== SOAL LATIHAN ==
- 1) Kutiplah bagian teks tentang demokrasi di Indonesia yang dimulai dari "Lebih dari itu, liberalisasi" dan berakhir pada "di semua bidang.".
- 2) Terjemahkan kalimat berikut dari teks tentang demokrasi di Indonesia ke dalam bahasa Inggris: "Lalu atas nama menggenjot pembangunan, keuangan negara pun mulai bergantung pada utang."
- 3) Tuliskan lanjutan teks tentang demokrasi di Indonesia, dimulai setelah kalimat terakhirnya.

== KUTIPAN HALAMAN ==
════

Belum lagi kerusakan di bidang sosial, budaya, serta hukum, semuanya dibiarkan atas nama jaminan hak asasi dan kebebasan. Dengan demikian, mimpi hidup sejahtera, aman, dan damai pun kian jauh dari kenyataan.
Demokrasi, Langgengkan Kerusakan
Mirisnya, banyak kalangan yang berpikir, kondisi zaman sekarang jauh lebih parah dari saat Soeharto duduk di kursi kekuasaan. Padahal, sejatinya semua orde punya saham besar bagi hancurnya pilar-pilar kehidupan. Termasuk orde lama yang dengan sadar mengadopsi asas sekularisme saat “kemerdekaan” dicanangkan.
Lebih dari itu, liberalisasi yang kini makin parah pun tidak mungkin bisa tegak jika tidak dimulai pada era awal tujuh puluhan. Saat itu, pemerintahan Soeharto yang menganut sistem pemilu proporsional tertutup, justru membuka celah lebar bagi kapitalis asing menguasai aset strategis perekonomian. Lalu atas nama menggenjot pembangunan, keuangan negara pun mulai bergantung pada utang.
Wajar jika negeri Indonesia yang kaya raya, harus kehilangan harta benda. Bahkan negara, kian tergadai akibat jeratan utang luar negeri yang berbasis riba. Namun, alih-alih berjuang melepaskan diri dari cengkeraman wajah baru penjajahan, tegaknya rezim pada era reformasi yang menganut sistem pemilu terbuka justru kian menyempurnakan proses sekularisasi dan liberalisasi di semua bidang.

════

Entri koleksi
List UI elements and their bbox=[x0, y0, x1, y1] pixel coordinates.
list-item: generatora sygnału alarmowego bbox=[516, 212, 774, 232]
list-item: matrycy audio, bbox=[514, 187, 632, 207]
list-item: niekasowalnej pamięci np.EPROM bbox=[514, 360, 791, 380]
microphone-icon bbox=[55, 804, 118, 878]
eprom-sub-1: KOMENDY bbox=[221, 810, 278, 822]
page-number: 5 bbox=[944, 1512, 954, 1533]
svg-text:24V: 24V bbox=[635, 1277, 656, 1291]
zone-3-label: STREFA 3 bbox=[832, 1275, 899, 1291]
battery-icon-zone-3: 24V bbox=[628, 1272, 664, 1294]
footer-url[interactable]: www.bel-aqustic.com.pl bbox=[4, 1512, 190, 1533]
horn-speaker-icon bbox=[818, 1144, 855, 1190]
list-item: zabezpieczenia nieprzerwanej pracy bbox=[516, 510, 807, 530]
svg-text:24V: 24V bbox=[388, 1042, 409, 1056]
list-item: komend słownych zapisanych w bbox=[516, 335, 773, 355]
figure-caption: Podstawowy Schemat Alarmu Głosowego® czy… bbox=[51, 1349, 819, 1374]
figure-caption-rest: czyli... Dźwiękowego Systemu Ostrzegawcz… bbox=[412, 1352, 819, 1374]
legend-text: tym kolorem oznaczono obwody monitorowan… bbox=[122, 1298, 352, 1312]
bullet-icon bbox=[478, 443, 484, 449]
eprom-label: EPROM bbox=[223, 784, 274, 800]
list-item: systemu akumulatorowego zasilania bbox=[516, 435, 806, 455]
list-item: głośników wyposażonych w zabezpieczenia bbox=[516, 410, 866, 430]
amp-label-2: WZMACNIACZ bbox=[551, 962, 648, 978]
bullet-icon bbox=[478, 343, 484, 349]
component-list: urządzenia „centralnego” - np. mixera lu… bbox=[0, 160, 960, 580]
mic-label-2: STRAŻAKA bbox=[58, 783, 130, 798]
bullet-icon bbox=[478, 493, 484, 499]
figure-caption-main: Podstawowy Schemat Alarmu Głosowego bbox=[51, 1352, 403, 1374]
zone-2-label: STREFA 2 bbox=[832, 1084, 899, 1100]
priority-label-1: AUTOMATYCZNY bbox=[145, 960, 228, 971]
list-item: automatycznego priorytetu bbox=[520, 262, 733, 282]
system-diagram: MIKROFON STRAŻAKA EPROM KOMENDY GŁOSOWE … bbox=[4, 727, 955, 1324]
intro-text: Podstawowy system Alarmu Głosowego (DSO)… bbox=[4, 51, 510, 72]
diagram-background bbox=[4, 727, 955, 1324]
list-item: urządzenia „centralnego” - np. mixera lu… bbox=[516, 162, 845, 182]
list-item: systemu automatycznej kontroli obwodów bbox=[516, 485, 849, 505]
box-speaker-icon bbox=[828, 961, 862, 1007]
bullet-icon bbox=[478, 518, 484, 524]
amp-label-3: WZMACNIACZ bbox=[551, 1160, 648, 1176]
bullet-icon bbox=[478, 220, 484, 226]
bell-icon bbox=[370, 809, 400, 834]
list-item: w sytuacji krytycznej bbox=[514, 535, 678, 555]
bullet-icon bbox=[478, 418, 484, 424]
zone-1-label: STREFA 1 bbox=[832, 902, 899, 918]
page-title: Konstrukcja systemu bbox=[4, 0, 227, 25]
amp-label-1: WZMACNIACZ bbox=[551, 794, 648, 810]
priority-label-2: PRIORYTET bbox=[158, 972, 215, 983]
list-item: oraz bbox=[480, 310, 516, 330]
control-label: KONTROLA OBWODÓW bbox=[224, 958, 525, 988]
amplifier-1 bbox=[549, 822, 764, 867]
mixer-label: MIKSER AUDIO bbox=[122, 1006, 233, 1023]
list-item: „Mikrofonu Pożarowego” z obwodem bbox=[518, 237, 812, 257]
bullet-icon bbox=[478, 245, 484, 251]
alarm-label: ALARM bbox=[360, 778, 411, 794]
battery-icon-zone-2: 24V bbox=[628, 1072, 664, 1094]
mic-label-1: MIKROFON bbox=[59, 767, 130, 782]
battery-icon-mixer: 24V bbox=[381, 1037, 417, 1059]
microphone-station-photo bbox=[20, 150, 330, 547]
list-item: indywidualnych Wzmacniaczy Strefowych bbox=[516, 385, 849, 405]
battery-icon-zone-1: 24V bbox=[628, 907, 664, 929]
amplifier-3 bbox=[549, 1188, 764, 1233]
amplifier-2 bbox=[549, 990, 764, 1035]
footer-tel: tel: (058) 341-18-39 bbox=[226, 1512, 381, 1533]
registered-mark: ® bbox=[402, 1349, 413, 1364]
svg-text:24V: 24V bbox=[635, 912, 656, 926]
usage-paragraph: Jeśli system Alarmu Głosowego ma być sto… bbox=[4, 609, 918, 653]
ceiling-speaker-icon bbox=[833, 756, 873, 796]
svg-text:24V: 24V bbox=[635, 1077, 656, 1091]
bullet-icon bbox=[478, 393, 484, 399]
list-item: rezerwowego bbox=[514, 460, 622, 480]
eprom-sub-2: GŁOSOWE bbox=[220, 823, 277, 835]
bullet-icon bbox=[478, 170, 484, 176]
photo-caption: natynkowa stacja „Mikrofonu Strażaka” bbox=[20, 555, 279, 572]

════

== KUNCI JAWABAN ==
- 1)
Lebih dari itu, liberalisasi yang kini makin parah pun tidak mungkin bisa tegak jika tidak dimulai pada era awal tujuh puluhan. Saat itu, pemerintahan Soeharto yang menganut sistem pemilu proporsional tertutup, justru membuka celah lebar bagi kapitalis asing menguasai aset strategis perekonomian. Lalu atas nama menggenjot pembangunan, keuangan negara pun mulai bergantung pada utang.
Wajar jika negeri Indonesia yang kaya raya, harus kehilangan harta benda. Bahkan negara, kian tergadai akibat jeratan utang luar negeri yang berbasis riba. Namun, alih-alih berjuang melepaskan diri dari cengkeraman wajah baru penjajahan, tegaknya rezim pada era reformasi yang menganut sistem pemilu terbuka justru kian menyempurnakan proses sekularisasi dan liberalisasi di semua bidang.

- 2) Then, in the name of boosting development, state finances began to depend on debt.

- 3)
Semua proses ini terjadi di bawah payung sistem politik demokrasi, sebuah sistem yang dianggap sebagai sistem politik terbaik karena disebut-sebut mengakomodasi hak politik rakyat banyak. Padahal, melalui demokrasilah asas sekularisme liberalisme beserta aturan hidup rusak yang dilahirkannya terus dipertahankan. Jargon “suara rakyat suara tuhan” sejatinya menyingkirkan peran Tuhan atau agama dalam mengatur kehidupan. Sementara itu, manusia bebas melakukan apa yang diinginkan.
Adapun pesta demokrasi yang lima tahunan dilaksanakan, nyatanya hanya menjadi alat melanggengkan kekuasaan para pemilik cuan. Maklum politik demokrasi diakui berbiaya sangat mahal. Untuk maju ke kursi kekuasaan, para kandidat atau kontestan harus menyediakan dana kampanye dan pencitraan yang super besar. Kalau bukan dari pribadi, tentu harus disponsori oleh para pemilik modal.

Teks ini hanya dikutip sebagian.